▶ **Direction**
Return all lines in the material below that contain "made".

▶ **Data**
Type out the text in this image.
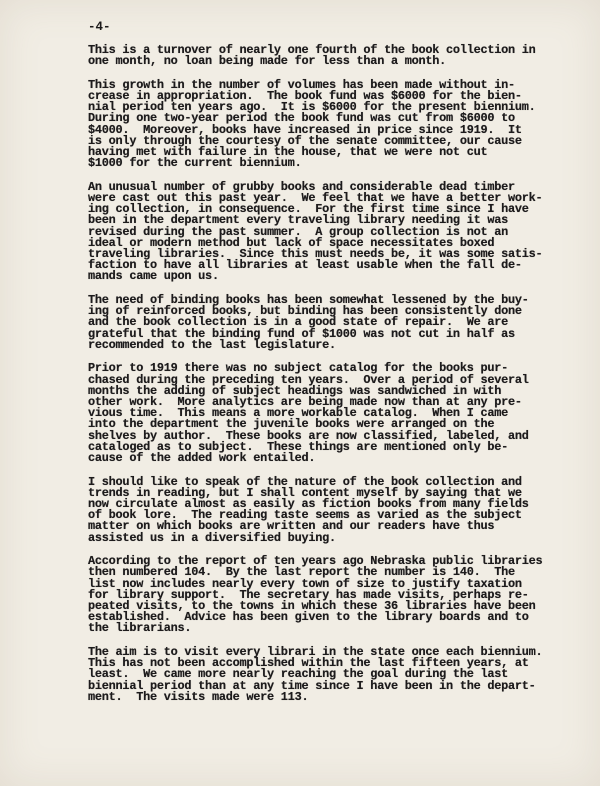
-4-
This is a turnover of nearly one fourth of the book collection in
one month, no loan being made for less than a month.
This growth in the number of volumes has been made without in-
crease in appropriation.  The book fund was $6000 for the bien-
nial period ten years ago.  It is $6000 for the present biennium.
During one two-year period the book fund was cut from $6000 to
$4000.  Moreover, books have increased in price since 1919.  It
is only through the courtesy of the senate committee, our cause
having met with failure in the house, that we were not cut
$1000 for the current biennium.
An unusual number of grubby books and considerable dead timber
were cast out this past year.  We feel that we have a better work-
ing collection, in consequence.  For the first time since I have
been in the department every traveling library needing it was
revised during the past summer.  A group collection is not an
ideal or modern method but lack of space necessitates boxed
traveling libraries.  Since this must needs be, it was some satis-
faction to have all libraries at least usable when the fall de-
mands came upon us.
The need of binding books has been somewhat lessened by the buy-
ing of reinforced books, but binding has been consistently done
and the book collection is in a good state of repair.  We are
grateful that the binding fund of $1000 was not cut in half as
recommended to the last legislature.
Prior to 1919 there was no subject catalog for the books pur-
chased during the preceding ten years.  Over a period of several
months the adding of subject headings was sandwiched in with
other work.  More analytics are being made now than at any pre-
vious time.  This means a more workable catalog.  When I came
into the department the juvenile books were arranged on the
shelves by author.  These books are now classified, labeled, and
cataloged as to subject.  These things are mentioned only be-
cause of the added work entailed.
I should like to speak of the nature of the book collection and
trends in reading, but I shall content myself by saying that we
now circulate almost as easily as fiction books from many fields
of book lore.  The reading taste seems as varied as the subject
matter on which books are written and our readers have thus
assisted us in a diversified buying.
According to the report of ten years ago Nebraska public libraries
then numbered 104.  By the last report the number is 140.  The
list now includes nearly every town of size to justify taxation
for library support.  The secretary has made visits, perhaps re-
peated visits, to the towns in which these 36 libraries have been
established.  Advice has been given to the library boards and to
the librarians.
The aim is to visit every librari in the state once each biennium.
This has not been accomplished within the last fifteen years, at
least.  We came more nearly reaching the goal during the last
biennial period than at any time since I have been in the depart-
ment.  The visits made were 113.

▶ **Exercise solution**
one month, no loan being made for less than a month.
This growth in the number of volumes has been made without in-
other work.  More analytics are being made now than at any pre-
for library support.  The secretary has made visits, perhaps re-
ment.  The visits made were 113.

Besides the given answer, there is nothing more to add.